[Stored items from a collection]
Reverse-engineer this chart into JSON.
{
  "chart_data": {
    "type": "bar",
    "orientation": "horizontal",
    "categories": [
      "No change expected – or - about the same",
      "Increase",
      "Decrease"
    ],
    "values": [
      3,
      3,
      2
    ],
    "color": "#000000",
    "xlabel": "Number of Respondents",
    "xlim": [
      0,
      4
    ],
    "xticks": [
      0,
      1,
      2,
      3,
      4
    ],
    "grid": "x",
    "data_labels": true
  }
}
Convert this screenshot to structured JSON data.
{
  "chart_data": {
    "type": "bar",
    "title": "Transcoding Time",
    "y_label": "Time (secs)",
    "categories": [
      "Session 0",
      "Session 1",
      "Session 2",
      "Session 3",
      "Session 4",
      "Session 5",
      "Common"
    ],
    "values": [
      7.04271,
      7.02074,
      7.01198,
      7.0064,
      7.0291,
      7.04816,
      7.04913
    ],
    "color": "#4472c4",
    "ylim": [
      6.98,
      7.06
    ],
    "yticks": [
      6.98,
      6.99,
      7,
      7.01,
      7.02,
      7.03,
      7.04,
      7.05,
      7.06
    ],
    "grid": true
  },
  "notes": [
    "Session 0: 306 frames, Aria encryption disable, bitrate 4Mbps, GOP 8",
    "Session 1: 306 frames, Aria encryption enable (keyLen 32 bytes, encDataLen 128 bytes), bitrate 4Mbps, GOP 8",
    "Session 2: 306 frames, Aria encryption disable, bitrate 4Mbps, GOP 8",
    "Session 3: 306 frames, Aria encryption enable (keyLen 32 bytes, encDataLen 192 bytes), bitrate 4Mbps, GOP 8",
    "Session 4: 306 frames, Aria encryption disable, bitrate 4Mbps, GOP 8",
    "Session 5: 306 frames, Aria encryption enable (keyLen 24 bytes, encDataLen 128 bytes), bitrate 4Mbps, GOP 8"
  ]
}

- Problem
Show the lines of the records that contain the word "bitrate".

- Written solution
    "Session 0: 306 frames, Aria encryption disable, bitrate 4Mbps, GOP 8",
    "Session 1: 306 frames, Aria encryption enable (keyLen 32 bytes, encDataLen 128 bytes), bitrate 4Mbps, GOP 8",
    "Session 2: 306 frames, Aria encryption disable, bitrate 4Mbps, GOP 8",
    "Session 3: 306 frames, Aria encryption enable (keyLen 32 bytes, encDataLen 192 bytes), bitrate 4Mbps, GOP 8",
    "Session 4: 306 frames, Aria encryption disable, bitrate 4Mbps, GOP 8",
    "Session 5: 306 frames, Aria encryption enable (keyLen 24 bytes, encDataLen 128 bytes), bitrate 4Mbps, GOP 8"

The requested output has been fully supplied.